**The problem:** Look for the string "Output" in the lines and copy each line that has it.

**Provided entries:**
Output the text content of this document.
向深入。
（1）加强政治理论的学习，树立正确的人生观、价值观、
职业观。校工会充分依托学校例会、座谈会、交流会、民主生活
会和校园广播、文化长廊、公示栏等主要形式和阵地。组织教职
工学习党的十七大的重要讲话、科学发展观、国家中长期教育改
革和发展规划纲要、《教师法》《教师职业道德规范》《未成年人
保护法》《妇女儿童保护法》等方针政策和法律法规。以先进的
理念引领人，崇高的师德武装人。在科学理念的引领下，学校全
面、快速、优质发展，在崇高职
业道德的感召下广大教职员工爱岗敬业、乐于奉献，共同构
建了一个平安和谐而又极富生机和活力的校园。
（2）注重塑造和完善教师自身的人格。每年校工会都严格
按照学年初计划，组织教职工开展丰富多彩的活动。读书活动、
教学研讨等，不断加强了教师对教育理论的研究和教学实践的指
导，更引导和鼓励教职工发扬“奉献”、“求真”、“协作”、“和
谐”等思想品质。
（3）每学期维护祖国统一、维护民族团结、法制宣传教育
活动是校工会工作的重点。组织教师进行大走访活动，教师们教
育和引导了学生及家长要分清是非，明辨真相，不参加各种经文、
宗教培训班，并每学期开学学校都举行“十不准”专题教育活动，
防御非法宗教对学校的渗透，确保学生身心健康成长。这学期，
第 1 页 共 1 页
---
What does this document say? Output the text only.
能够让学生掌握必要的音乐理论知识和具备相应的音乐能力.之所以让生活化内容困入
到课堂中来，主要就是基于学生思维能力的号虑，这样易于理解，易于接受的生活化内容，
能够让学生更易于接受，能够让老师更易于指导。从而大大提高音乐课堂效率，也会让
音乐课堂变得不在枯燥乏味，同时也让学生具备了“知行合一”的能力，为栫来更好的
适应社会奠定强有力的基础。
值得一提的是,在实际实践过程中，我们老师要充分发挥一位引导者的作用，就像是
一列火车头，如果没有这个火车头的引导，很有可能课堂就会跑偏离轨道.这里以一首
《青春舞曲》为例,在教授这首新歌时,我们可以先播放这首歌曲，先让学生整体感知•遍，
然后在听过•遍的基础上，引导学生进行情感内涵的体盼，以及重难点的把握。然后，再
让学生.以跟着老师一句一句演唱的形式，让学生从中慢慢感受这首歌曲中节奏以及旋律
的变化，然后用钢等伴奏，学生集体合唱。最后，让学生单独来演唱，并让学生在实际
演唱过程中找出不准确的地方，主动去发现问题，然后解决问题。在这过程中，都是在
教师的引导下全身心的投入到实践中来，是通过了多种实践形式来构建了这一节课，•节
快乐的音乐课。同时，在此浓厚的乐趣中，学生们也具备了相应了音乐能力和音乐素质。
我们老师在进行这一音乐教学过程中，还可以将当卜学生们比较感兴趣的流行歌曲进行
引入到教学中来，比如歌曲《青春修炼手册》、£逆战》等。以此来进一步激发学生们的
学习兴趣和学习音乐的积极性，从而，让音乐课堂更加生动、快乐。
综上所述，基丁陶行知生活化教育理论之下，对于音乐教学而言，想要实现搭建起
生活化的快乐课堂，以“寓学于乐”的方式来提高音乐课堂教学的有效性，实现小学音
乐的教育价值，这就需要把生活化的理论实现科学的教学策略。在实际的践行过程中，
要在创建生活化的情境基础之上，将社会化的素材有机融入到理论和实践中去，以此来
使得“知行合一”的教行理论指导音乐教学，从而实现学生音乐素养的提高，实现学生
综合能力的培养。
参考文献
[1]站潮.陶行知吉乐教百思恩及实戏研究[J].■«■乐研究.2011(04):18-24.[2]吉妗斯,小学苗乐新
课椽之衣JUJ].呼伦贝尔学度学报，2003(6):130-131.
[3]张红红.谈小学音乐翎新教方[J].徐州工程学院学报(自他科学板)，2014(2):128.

**Answer:**
Output the text content of this document.
What does this document say? Output the text only.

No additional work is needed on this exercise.